* Exercise objective
Find and copy each line of the records where the string "drzwi" shows up.

* Input for this task

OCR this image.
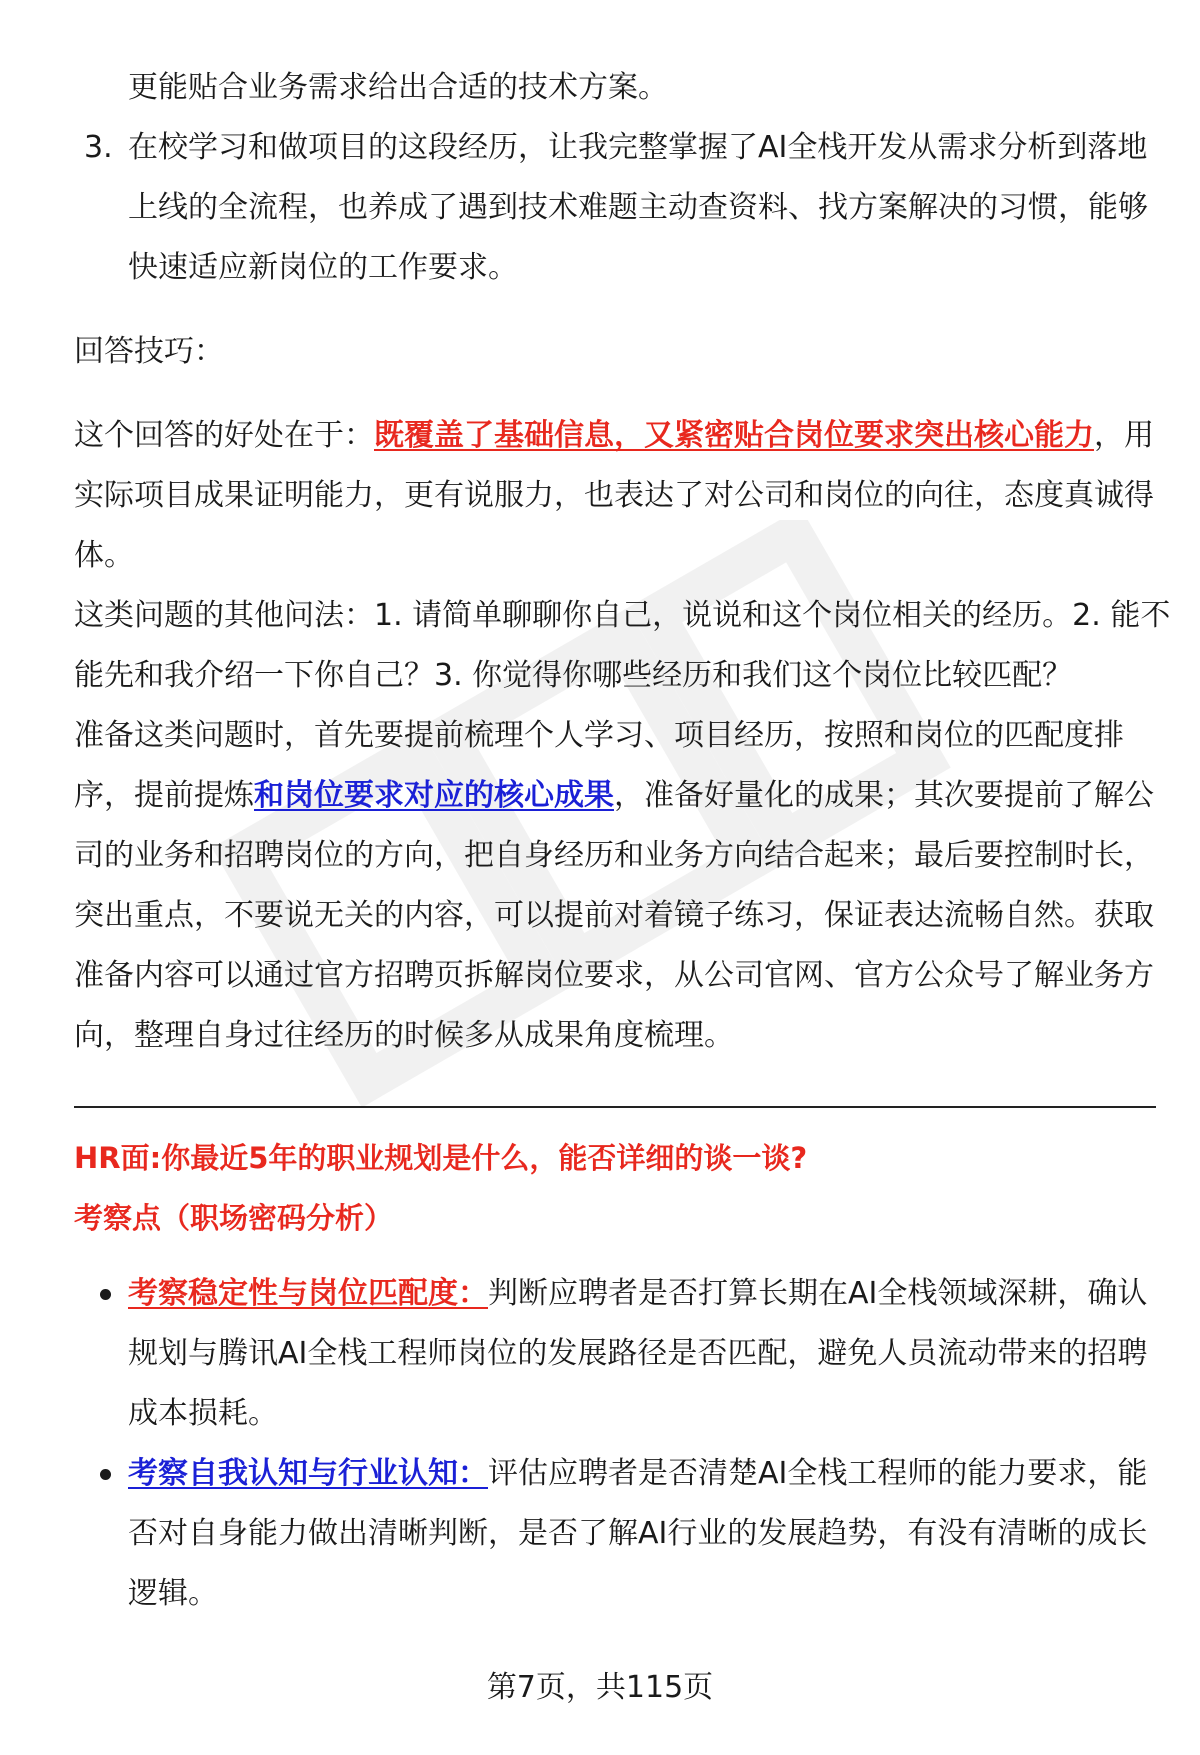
更能贴合业务需求给出合适的技术方案。
3. 在校学习和做项目的这段经历，让我完整掌握了AI全栈开发从需求分析到落地
上线的全流程，也养成了遇到技术难题主动查资料、找方案解决的习惯，能够
快速适应新岗位的工作要求。
回答技巧：
这个回答的好处在于：既覆盖了基础信息，又紧密贴合岗位要求突出核心能力，用
实际项目成果证明能力，更有说服力，也表达了对公司和岗位的向往，态度真诚得
体。
这类问题的其他问法：1. 请简单聊聊你自己，说说和这个岗位相关的经历。2. 能不
能先和我介绍一下你自己？3. 你觉得你哪些经历和我们这个岗位比较匹配？
准备这类问题时，首先要提前梳理个人学习、项目经历，按照和岗位的匹配度排
序，提前提炼和岗位要求对应的核心成果，准备好量化的成果；其次要提前了解公
司的业务和招聘岗位的方向，把自身经历和业务方向结合起来；最后要控制时长，
突出重点，不要说无关的内容，可以提前对着镜子练习，保证表达流畅自然。获取
准备内容可以通过官方招聘页拆解岗位要求，从公司官网、官方公众号了解业务方
向，整理自身过往经历的时候多从成果角度梳理。
HR面:你最近5年的职业规划是什么，能否详细的谈一谈?
考察点（职场密码分析）
考察稳定性与岗位匹配度：判断应聘者是否打算长期在AI全栈领域深耕，确认
规划与腾讯AI全栈工程师岗位的发展路径是否匹配，避免人员流动带来的招聘
成本损耗。
考察自我认知与行业认知：评估应聘者是否清楚AI全栈工程师的能力要求，能
否对自身能力做出清晰判断，是否了解AI行业的发展趋势，有没有清晰的成长
逻辑。
第7页，共115页
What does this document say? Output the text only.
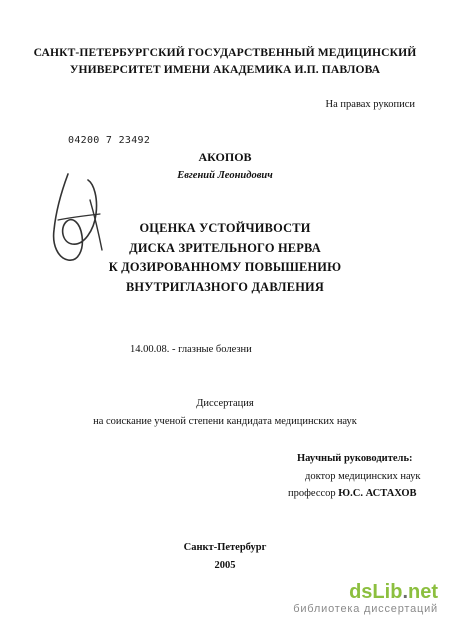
САНКТ-ПЕТЕРБУРГСКИЙ ГОСУДАРСТВЕННЫЙ МЕДИЦИНСКИЙ
УНИВЕРСИТЕТ ИМЕНИ АКАДЕМИКА И.П. ПАВЛОВА
На правах рукописи
04200 7 23492
АКОПОВ
Евгений Леонидович
ОЦЕНКА УСТОЙЧИВОСТИ
ДИСКА ЗРИТЕЛЬНОГО НЕРВА
К ДОЗИРОВАННОМУ ПОВЫШЕНИЮ
ВНУТРИГЛАЗНОГО ДАВЛЕНИЯ
14.00.08. - глазные болезни
Диссертация
на соискание ученой степени кандидата медицинских наук
Научный руководитель:
доктор медицинских наук
профессор Ю.С. АСТАХОВ
Санкт-Петербург
2005
dsLib.net
библиотека диссертаций
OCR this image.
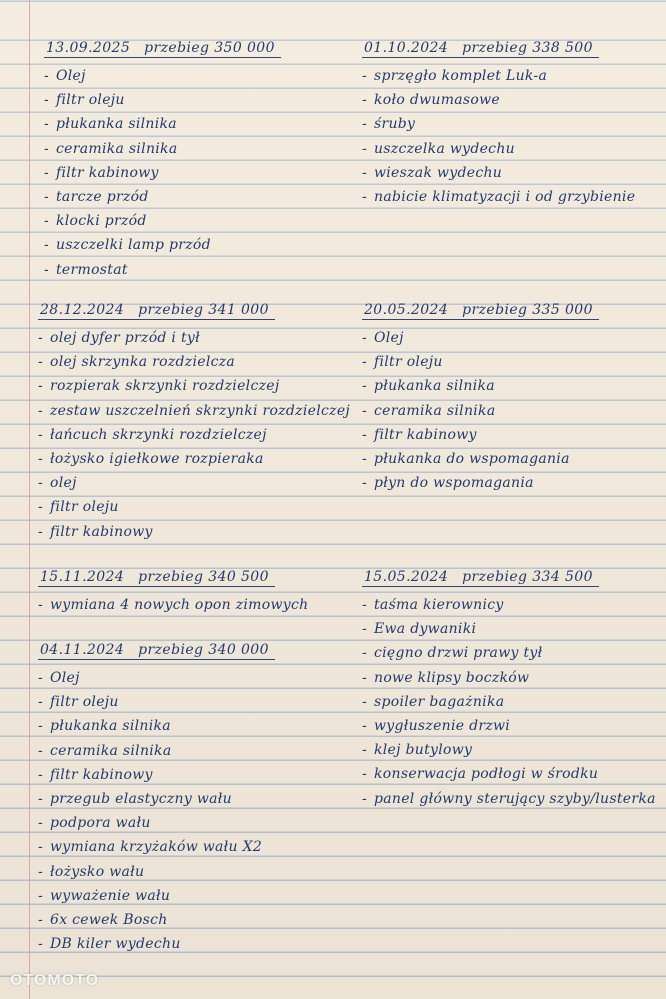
13.09.2025 przebieg 350 000
- Olej
- filtr oleju
- płukanka silnika
- ceramika silnika
- filtr kabinowy
- tarcze przód
- klocki przód
- uszczelki lamp przód
- termostat
01.10.2024 przebieg 338 500
- sprzęgło komplet Luk-a
- koło dwumasowe
- śruby
- uszczelka wydechu
- wieszak wydechu
- nabicie klimatyzacji i od grzybienie
28.12.2024 przebieg 341 000
- olej dyfer przód i tył
- olej skrzynka rozdzielcza
- rozpierak skrzynki rozdzielczej
- zestaw uszczelnień skrzynki rozdzielczej
- łańcuch skrzynki rozdzielczej
- łożysko igiełkowe rozpieraka
- olej
- filtr oleju
- filtr kabinowy
20.05.2024 przebieg 335 000
- Olej
- filtr oleju
- płukanka silnika
- ceramika silnika
- filtr kabinowy
- płukanka do wspomagania
- płyn do wspomagania
15.11.2024 przebieg 340 500
- wymiana 4 nowych opon zimowych
15.05.2024 przebieg 334 500
- taśma kierownicy
- Ewa dywaniki
- cięgno drzwi prawy tył
- nowe klipsy boczków
- spoiler bagażnika
- wygłuszenie drzwi
- klej butylowy
- konserwacja podłogi w środku
- panel główny sterujący szyby/lusterka
04.11.2024 przebieg 340 000
- Olej
- filtr oleju
- płukanka silnika
- ceramika silnika
- filtr kabinowy
- przegub elastyczny wału
- podpora wału
- wymiana krzyżaków wału X2
- łożysko wału
- wyważenie wału
- 6x cewek Bosch
- DB kiler wydechu
OTOMOTO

* Completed task
- cięgno drzwi prawy tył
- wygłuszenie drzwi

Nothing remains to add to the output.